* _Exercise prompt_:
Return each line that holds the word "Steinburg".

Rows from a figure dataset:

-------------------------

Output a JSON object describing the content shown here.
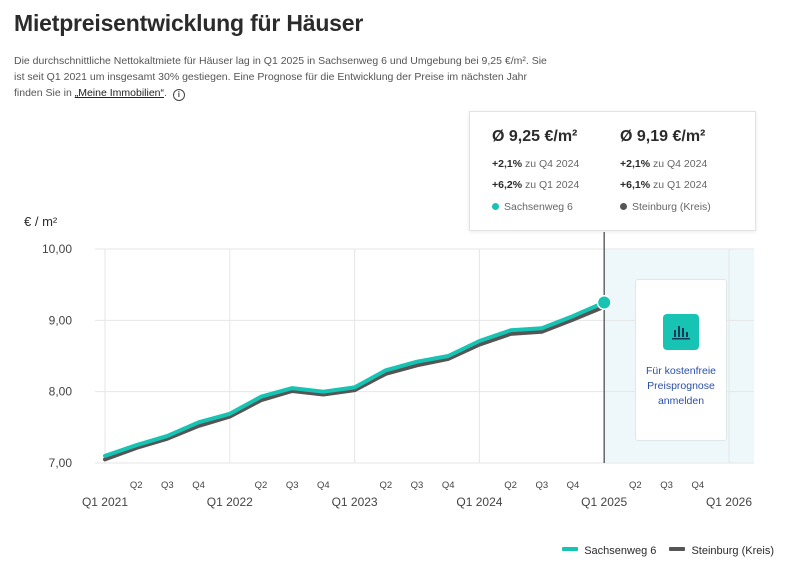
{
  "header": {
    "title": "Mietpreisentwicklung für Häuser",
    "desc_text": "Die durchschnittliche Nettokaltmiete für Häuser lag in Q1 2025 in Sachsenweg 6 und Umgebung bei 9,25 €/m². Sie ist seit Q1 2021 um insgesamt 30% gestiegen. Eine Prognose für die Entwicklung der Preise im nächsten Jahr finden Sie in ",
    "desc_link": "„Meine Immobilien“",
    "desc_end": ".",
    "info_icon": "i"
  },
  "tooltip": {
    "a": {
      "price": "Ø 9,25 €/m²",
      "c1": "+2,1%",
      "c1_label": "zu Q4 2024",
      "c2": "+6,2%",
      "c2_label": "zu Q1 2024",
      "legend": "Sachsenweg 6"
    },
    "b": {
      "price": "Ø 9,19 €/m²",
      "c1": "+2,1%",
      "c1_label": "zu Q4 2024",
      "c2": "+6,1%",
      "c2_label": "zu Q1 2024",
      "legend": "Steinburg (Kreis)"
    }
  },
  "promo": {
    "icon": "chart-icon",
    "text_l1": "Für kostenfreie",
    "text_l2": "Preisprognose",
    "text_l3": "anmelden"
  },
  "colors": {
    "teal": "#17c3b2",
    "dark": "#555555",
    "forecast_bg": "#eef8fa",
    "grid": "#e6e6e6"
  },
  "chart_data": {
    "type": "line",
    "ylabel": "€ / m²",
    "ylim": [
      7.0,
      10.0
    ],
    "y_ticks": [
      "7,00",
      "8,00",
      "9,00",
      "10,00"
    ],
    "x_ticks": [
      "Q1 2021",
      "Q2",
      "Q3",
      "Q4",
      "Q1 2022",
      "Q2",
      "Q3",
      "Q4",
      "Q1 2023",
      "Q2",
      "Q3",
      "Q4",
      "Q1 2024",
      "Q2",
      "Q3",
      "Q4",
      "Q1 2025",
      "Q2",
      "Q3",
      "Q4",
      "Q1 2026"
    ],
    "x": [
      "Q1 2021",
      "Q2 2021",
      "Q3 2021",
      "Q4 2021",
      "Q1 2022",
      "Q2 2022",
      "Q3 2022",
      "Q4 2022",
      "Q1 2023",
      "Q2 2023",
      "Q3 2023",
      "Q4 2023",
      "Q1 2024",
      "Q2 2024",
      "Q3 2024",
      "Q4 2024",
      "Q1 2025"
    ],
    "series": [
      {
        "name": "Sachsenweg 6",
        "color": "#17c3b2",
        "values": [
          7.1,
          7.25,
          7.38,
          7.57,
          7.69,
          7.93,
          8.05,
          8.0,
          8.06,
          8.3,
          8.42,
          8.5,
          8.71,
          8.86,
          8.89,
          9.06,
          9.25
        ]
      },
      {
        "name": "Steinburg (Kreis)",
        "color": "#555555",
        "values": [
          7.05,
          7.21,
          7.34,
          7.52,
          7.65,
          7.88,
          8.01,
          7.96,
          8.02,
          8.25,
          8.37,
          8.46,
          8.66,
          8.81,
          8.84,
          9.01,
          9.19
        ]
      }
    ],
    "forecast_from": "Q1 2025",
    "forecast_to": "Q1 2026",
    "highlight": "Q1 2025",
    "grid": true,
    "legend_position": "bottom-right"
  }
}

-------------------------

* _Exercise output_:
      "legend": "Steinburg (Kreis)"
        "name": "Steinburg (Kreis)",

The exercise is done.